Extract to read:
--------------------------------

How to Enforce a Cyber Security PolicyPosted on October 12, 2016 by T&M Protection Resources, LLC
The CSO article “Enforcing a Security Policy” continues to be relevant in today’s constantly changing cyber threat landscape. Information security policies are only valuable if they are enforced.
1. For enforcement to be practical, update cyber security policies regularly to keep up with emerging threats.
2. Cyber security policies should include guidance. If shredding sensitive documents such as printed emails in a timely manner is a policy, then require that managers and supervisors check that shredders are being used and that sensitive documents aren’t discarded in a waste bin as part of that policy to ensure compliance. Breaking policies into achievable tasks transforms written policies from a piece of paper to the underpinnings of a culture of compliance.
3. Cyber security policies should include procedures for testing, enforcing, and investigating breaches of policy. It is better to have a procedure that you never need to use than to not have one when you need it. It is equally important to test controls around the enforcement of all procedures.
4. Administer disciplinary action for chronic carelessness or an intentional breach of cyber security policy. If the breach was accidental, it should be treated as an opportunity for more cyber security awareness training. But whenever chronic carelessness or an intentional breach occurs, disciplinary action should be considered. Remember that some punishments are external. If an employee breaches a policy that also happens to violate the law, then the consequences to the employee, the employee’s manager or supervisor and the company itself can be very grave. In recent years, responsibility for cyber security breaches has shifted to supervisors, managers, executives , and even the board of directors if there is evidence of a pervasive culture of noncompliance to cyber security policies and regulations.

--------------------------------

[Data excerpts]
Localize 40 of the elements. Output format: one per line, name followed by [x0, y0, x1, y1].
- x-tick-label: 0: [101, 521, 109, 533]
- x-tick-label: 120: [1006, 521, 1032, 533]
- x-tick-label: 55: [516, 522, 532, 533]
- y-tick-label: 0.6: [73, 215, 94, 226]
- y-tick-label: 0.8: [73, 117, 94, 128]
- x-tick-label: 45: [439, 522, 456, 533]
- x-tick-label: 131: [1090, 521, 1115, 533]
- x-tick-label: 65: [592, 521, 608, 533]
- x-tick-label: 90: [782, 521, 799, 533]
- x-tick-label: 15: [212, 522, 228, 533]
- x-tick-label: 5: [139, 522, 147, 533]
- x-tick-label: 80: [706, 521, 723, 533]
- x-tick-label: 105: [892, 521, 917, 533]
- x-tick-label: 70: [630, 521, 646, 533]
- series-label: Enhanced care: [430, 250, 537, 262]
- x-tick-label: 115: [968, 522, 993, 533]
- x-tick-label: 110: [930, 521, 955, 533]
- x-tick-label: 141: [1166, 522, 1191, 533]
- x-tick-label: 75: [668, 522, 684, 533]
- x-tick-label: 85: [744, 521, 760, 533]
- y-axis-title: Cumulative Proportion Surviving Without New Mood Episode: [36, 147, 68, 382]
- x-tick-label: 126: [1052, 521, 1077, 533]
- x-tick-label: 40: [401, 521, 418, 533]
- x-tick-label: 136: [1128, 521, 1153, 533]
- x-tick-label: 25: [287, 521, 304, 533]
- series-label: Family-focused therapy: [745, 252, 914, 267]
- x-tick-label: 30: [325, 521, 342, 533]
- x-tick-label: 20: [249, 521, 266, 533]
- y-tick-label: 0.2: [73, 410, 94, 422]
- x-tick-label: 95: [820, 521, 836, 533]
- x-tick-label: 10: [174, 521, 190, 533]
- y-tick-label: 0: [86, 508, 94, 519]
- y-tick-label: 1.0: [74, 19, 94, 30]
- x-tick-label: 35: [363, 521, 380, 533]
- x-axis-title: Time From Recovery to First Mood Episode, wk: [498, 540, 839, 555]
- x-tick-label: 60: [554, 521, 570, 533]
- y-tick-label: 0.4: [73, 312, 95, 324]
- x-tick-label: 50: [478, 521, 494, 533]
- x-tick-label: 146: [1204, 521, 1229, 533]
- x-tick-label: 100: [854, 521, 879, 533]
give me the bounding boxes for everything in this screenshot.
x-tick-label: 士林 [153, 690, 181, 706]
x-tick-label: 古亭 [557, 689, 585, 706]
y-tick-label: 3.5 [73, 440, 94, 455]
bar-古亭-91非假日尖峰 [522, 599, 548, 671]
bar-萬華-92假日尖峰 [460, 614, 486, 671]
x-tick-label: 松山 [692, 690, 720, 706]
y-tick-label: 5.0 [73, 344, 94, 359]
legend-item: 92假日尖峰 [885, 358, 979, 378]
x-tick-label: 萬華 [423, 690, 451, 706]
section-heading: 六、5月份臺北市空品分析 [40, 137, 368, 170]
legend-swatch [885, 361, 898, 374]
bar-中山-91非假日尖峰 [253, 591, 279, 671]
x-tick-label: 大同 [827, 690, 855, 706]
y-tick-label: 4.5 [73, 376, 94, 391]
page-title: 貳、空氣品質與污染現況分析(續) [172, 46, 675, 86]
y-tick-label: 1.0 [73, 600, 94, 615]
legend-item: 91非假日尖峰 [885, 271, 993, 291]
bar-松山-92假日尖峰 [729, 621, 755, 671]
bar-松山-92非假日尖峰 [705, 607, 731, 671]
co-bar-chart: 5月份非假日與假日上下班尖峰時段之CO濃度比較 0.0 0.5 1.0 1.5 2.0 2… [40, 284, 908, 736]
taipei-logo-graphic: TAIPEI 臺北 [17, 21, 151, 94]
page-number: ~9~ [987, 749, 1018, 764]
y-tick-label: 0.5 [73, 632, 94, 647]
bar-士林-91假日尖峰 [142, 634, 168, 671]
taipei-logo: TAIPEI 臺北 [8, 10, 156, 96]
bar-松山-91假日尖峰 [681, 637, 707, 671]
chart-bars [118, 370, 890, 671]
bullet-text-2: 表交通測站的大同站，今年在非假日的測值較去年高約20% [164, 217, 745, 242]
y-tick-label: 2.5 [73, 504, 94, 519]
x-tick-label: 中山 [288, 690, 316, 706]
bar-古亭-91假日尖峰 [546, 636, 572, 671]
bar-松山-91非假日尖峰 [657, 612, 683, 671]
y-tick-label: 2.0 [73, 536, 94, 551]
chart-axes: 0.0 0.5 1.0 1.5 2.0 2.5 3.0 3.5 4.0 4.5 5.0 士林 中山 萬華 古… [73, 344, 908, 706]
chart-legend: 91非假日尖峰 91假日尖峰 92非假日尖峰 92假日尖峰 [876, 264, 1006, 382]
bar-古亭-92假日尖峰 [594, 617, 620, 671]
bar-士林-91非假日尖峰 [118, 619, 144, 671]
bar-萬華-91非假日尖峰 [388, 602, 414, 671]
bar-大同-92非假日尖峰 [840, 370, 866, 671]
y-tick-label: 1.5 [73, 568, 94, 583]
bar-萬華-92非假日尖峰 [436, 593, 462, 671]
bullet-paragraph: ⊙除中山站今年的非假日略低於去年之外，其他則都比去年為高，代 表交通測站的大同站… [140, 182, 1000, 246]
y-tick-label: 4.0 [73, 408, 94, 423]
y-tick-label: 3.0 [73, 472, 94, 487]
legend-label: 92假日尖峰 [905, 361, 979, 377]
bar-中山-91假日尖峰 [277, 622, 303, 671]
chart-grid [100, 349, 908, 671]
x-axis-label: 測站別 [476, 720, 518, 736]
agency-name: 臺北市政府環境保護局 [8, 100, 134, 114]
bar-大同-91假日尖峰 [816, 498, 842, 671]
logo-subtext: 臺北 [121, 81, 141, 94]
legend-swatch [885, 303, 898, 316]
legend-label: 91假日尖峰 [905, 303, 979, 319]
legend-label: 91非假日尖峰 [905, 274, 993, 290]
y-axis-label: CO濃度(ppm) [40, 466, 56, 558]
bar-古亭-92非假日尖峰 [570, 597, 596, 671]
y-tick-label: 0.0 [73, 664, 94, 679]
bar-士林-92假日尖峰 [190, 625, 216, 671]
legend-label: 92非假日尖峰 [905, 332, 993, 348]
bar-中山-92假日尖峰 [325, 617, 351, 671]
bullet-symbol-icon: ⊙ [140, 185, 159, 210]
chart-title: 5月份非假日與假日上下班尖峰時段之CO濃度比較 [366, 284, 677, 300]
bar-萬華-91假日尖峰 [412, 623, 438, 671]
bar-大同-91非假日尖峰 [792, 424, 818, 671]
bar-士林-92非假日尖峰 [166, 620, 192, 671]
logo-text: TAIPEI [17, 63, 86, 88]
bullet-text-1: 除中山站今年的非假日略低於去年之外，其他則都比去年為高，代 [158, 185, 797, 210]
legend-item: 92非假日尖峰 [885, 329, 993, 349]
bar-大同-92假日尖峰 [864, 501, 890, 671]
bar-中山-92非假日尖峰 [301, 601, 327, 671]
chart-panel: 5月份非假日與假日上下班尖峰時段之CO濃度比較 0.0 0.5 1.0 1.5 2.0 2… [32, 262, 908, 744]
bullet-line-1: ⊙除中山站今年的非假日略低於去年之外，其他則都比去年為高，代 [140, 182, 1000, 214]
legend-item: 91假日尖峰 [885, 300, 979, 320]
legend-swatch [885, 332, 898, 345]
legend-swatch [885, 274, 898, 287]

--------------------------------

What the task requires:
Resume the article on enforcing cyber security policies, picking up after its final sentence.

Response to the task:
5. Ensure that disciplinary action for cyber security breaches is equitable. Do not allow the stature of senior and middle management or an employee’s close relationships with management insulate them from consequences that would be administered to other employees. Doing so risks creating an ‘us vs. them’ culture in the company that can hinder cyber security goals and employee productivity. This cronyism also ignores the reality that breaches of cyber security policy by senior employees in the company often carries with it a much higher risk due to their access to more sensitive and vital company data and should therefore require a greater expectation of responsibility.